* _Task prompt_
Below is a block of records; repeat all of them exactly.
** START OF Source material **
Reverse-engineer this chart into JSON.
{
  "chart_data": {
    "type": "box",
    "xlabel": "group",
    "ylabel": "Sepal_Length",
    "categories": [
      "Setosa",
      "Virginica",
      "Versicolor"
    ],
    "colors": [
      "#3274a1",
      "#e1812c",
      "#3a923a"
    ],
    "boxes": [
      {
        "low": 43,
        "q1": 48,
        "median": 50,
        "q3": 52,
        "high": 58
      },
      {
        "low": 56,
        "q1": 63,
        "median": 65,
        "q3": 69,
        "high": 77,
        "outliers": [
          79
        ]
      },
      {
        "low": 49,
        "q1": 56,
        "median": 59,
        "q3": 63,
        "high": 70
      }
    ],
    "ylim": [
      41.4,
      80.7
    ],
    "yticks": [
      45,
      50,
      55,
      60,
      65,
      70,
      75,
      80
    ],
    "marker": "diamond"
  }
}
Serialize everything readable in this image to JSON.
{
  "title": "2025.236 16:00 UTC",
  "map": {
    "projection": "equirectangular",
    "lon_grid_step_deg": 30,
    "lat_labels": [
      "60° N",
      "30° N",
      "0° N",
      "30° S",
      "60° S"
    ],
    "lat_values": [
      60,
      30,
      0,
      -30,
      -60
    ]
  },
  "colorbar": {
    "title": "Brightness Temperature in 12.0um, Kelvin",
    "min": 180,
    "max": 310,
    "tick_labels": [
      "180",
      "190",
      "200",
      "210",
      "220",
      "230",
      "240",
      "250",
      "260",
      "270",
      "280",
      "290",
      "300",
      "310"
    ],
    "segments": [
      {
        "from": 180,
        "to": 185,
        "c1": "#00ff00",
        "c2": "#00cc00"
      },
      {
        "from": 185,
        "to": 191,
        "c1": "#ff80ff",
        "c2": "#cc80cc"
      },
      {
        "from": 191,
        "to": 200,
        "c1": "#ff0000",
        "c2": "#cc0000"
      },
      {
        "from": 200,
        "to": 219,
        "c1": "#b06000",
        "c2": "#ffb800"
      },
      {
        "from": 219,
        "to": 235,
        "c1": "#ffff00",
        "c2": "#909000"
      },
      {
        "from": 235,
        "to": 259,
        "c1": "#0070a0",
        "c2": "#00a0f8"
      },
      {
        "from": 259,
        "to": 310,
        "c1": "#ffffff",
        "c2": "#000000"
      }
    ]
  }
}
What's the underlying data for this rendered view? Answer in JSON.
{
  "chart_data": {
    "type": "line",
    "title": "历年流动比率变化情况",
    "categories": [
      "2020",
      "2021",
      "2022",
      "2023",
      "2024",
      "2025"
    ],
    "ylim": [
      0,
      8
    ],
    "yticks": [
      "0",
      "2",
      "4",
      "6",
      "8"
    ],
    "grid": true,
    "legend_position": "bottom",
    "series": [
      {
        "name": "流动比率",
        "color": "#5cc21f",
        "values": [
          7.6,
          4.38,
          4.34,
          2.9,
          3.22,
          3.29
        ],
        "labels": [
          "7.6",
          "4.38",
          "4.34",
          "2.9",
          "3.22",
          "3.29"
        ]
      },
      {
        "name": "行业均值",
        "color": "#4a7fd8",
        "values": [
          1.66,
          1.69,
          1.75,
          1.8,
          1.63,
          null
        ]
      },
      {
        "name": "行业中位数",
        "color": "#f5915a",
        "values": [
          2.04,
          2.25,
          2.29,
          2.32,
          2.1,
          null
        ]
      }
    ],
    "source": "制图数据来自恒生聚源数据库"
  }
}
** END OF Source material **
* _Solution to this task_
Reverse-engineer this chart into JSON.
{
  "chart_data": {
    "type": "box",
    "xlabel": "group",
    "ylabel": "Sepal_Length",
    "categories": [
      "Setosa",
      "Virginica",
      "Versicolor"
    ],
    "colors": [
      "#3274a1",
      "#e1812c",
      "#3a923a"
    ],
    "boxes": [
      {
        "low": 43,
        "q1": 48,
        "median": 50,
        "q3": 52,
        "high": 58
      },
      {
        "low": 56,
        "q1": 63,
        "median": 65,
        "q3": 69,
        "high": 77,
        "outliers": [
          79
        ]
      },
      {
        "low": 49,
        "q1": 56,
        "median": 59,
        "q3": 63,
        "high": 70
      }
    ],
    "ylim": [
      41.4,
      80.7
    ],
    "yticks": [
      45,
      50,
      55,
      60,
      65,
      70,
      75,
      80
    ],
    "marker": "diamond"
  }
}
Serialize everything readable in this image to JSON.
{
  "title": "2025.236 16:00 UTC",
  "map": {
    "projection": "equirectangular",
    "lon_grid_step_deg": 30,
    "lat_labels": [
      "60° N",
      "30° N",
      "0° N",
      "30° S",
      "60° S"
    ],
    "lat_values": [
      60,
      30,
      0,
      -30,
      -60
    ]
  },
  "colorbar": {
    "title": "Brightness Temperature in 12.0um, Kelvin",
    "min": 180,
    "max": 310,
    "tick_labels": [
      "180",
      "190",
      "200",
      "210",
      "220",
      "230",
      "240",
      "250",
      "260",
      "270",
      "280",
      "290",
      "300",
      "310"
    ],
    "segments": [
      {
        "from": 180,
        "to": 185,
        "c1": "#00ff00",
        "c2": "#00cc00"
      },
      {
        "from": 185,
        "to": 191,
        "c1": "#ff80ff",
        "c2": "#cc80cc"
      },
      {
        "from": 191,
        "to": 200,
        "c1": "#ff0000",
        "c2": "#cc0000"
      },
      {
        "from": 200,
        "to": 219,
        "c1": "#b06000",
        "c2": "#ffb800"
      },
      {
        "from": 219,
        "to": 235,
        "c1": "#ffff00",
        "c2": "#909000"
      },
      {
        "from": 235,
        "to": 259,
        "c1": "#0070a0",
        "c2": "#00a0f8"
      },
      {
        "from": 259,
        "to": 310,
        "c1": "#ffffff",
        "c2": "#000000"
      }
    ]
  }
}
What's the underlying data for this rendered view? Answer in JSON.
{
  "chart_data": {
    "type": "line",
    "title": "历年流动比率变化情况",
    "categories": [
      "2020",
      "2021",
      "2022",
      "2023",
      "2024",
      "2025"
    ],
    "ylim": [
      0,
      8
    ],
    "yticks": [
      "0",
      "2",
      "4",
      "6",
      "8"
    ],
    "grid": true,
    "legend_position": "bottom",
    "series": [
      {
        "name": "流动比率",
        "color": "#5cc21f",
        "values": [
          7.6,
          4.38,
          4.34,
          2.9,
          3.22,
          3.29
        ],
        "labels": [
          "7.6",
          "4.38",
          "4.34",
          "2.9",
          "3.22",
          "3.29"
        ]
      },
      {
        "name": "行业均值",
        "color": "#4a7fd8",
        "values": [
          1.66,
          1.69,
          1.75,
          1.8,
          1.63,
          null
        ]
      },
      {
        "name": "行业中位数",
        "color": "#f5915a",
        "values": [
          2.04,
          2.25,
          2.29,
          2.32,
          2.1,
          null
        ]
      }
    ],
    "source": "制图数据来自恒生聚源数据库"
  }
}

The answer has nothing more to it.